Every entry must be duplicated precisely as written.

+-------+

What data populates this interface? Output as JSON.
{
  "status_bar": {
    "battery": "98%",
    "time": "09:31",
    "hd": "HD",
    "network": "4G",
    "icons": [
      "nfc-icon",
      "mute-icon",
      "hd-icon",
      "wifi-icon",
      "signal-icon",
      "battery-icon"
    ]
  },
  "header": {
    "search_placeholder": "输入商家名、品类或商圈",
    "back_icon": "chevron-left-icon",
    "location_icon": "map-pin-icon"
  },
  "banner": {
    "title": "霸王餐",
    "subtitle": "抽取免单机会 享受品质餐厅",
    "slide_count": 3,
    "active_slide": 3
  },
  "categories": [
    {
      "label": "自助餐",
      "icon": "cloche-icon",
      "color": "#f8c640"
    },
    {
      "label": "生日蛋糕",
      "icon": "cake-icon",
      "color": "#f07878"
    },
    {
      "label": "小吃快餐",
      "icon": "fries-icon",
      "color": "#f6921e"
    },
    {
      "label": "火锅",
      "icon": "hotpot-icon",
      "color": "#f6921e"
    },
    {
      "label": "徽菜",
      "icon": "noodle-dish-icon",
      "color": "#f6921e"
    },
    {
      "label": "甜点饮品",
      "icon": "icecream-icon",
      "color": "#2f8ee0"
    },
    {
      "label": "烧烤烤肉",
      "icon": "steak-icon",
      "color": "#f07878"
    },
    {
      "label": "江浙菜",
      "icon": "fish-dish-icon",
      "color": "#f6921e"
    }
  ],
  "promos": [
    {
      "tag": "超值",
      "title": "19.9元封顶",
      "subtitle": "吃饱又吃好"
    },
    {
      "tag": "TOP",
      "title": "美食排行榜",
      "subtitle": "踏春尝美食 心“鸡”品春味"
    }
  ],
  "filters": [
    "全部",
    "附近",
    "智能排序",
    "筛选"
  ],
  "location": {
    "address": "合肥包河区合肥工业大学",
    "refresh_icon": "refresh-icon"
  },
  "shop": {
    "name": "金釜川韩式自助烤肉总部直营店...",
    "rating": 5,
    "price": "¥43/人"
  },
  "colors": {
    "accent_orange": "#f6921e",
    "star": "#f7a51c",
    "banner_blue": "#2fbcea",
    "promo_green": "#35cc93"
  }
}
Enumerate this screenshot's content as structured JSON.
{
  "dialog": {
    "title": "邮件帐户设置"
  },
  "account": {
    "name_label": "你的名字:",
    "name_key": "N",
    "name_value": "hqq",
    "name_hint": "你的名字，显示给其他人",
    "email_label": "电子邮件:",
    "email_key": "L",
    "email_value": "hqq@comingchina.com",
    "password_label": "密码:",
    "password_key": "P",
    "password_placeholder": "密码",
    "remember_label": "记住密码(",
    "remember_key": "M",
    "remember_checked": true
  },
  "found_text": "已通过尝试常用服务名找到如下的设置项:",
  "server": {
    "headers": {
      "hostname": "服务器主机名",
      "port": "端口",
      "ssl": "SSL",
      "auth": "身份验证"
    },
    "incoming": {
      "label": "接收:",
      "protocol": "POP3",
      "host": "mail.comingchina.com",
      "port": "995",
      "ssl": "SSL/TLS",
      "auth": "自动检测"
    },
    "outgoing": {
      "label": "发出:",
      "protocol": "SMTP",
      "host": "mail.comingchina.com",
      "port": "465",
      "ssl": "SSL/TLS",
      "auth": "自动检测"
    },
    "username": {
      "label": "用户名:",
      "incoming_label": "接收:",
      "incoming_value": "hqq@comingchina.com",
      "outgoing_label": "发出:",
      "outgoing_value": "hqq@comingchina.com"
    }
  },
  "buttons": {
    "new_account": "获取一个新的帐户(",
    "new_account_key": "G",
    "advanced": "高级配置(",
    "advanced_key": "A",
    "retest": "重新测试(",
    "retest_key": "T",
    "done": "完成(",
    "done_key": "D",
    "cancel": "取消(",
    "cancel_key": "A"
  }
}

+-------+

* **Worked answer**:
What data populates this interface? Output as JSON.
{
  "status_bar": {
    "battery": "98%",
    "time": "09:31",
    "hd": "HD",
    "network": "4G",
    "icons": [
      "nfc-icon",
      "mute-icon",
      "hd-icon",
      "wifi-icon",
      "signal-icon",
      "battery-icon"
    ]
  },
  "header": {
    "search_placeholder": "输入商家名、品类或商圈",
    "back_icon": "chevron-left-icon",
    "location_icon": "map-pin-icon"
  },
  "banner": {
    "title": "霸王餐",
    "subtitle": "抽取免单机会 享受品质餐厅",
    "slide_count": 3,
    "active_slide": 3
  },
  "categories": [
    {
      "label": "自助餐",
      "icon": "cloche-icon",
      "color": "#f8c640"
    },
    {
      "label": "生日蛋糕",
      "icon": "cake-icon",
      "color": "#f07878"
    },
    {
      "label": "小吃快餐",
      "icon": "fries-icon",
      "color": "#f6921e"
    },
    {
      "label": "火锅",
      "icon": "hotpot-icon",
      "color": "#f6921e"
    },
    {
      "label": "徽菜",
      "icon": "noodle-dish-icon",
      "color": "#f6921e"
    },
    {
      "label": "甜点饮品",
      "icon": "icecream-icon",
      "color": "#2f8ee0"
    },
    {
      "label": "烧烤烤肉",
      "icon": "steak-icon",
      "color": "#f07878"
    },
    {
      "label": "江浙菜",
      "icon": "fish-dish-icon",
      "color": "#f6921e"
    }
  ],
  "promos": [
    {
      "tag": "超值",
      "title": "19.9元封顶",
      "subtitle": "吃饱又吃好"
    },
    {
      "tag": "TOP",
      "title": "美食排行榜",
      "subtitle": "踏春尝美食 心“鸡”品春味"
    }
  ],
  "filters": [
    "全部",
    "附近",
    "智能排序",
    "筛选"
  ],
  "location": {
    "address": "合肥包河区合肥工业大学",
    "refresh_icon": "refresh-icon"
  },
  "shop": {
    "name": "金釜川韩式自助烤肉总部直营店...",
    "rating": 5,
    "price": "¥43/人"
  },
  "colors": {
    "accent_orange": "#f6921e",
    "star": "#f7a51c",
    "banner_blue": "#2fbcea",
    "promo_green": "#35cc93"
  }
}
Enumerate this screenshot's content as structured JSON.
{
  "dialog": {
    "title": "邮件帐户设置"
  },
  "account": {
    "name_label": "你的名字:",
    "name_key": "N",
    "name_value": "hqq",
    "name_hint": "你的名字，显示给其他人",
    "email_label": "电子邮件:",
    "email_key": "L",
    "email_value": "hqq@comingchina.com",
    "password_label": "密码:",
    "password_key": "P",
    "password_placeholder": "密码",
    "remember_label": "记住密码(",
    "remember_key": "M",
    "remember_checked": true
  },
  "found_text": "已通过尝试常用服务名找到如下的设置项:",
  "server": {
    "headers": {
      "hostname": "服务器主机名",
      "port": "端口",
      "ssl": "SSL",
      "auth": "身份验证"
    },
    "incoming": {
      "label": "接收:",
      "protocol": "POP3",
      "host": "mail.comingchina.com",
      "port": "995",
      "ssl": "SSL/TLS",
      "auth": "自动检测"
    },
    "outgoing": {
      "label": "发出:",
      "protocol": "SMTP",
      "host": "mail.comingchina.com",
      "port": "465",
      "ssl": "SSL/TLS",
      "auth": "自动检测"
    },
    "username": {
      "label": "用户名:",
      "incoming_label": "接收:",
      "incoming_value": "hqq@comingchina.com",
      "outgoing_label": "发出:",
      "outgoing_value": "hqq@comingchina.com"
    }
  },
  "buttons": {
    "new_account": "获取一个新的帐户(",
    "new_account_key": "G",
    "advanced": "高级配置(",
    "advanced_key": "A",
    "retest": "重新测试(",
    "retest_key": "T",
    "done": "完成(",
    "done_key": "D",
    "cancel": "取消(",
    "cancel_key": "A"
  }
}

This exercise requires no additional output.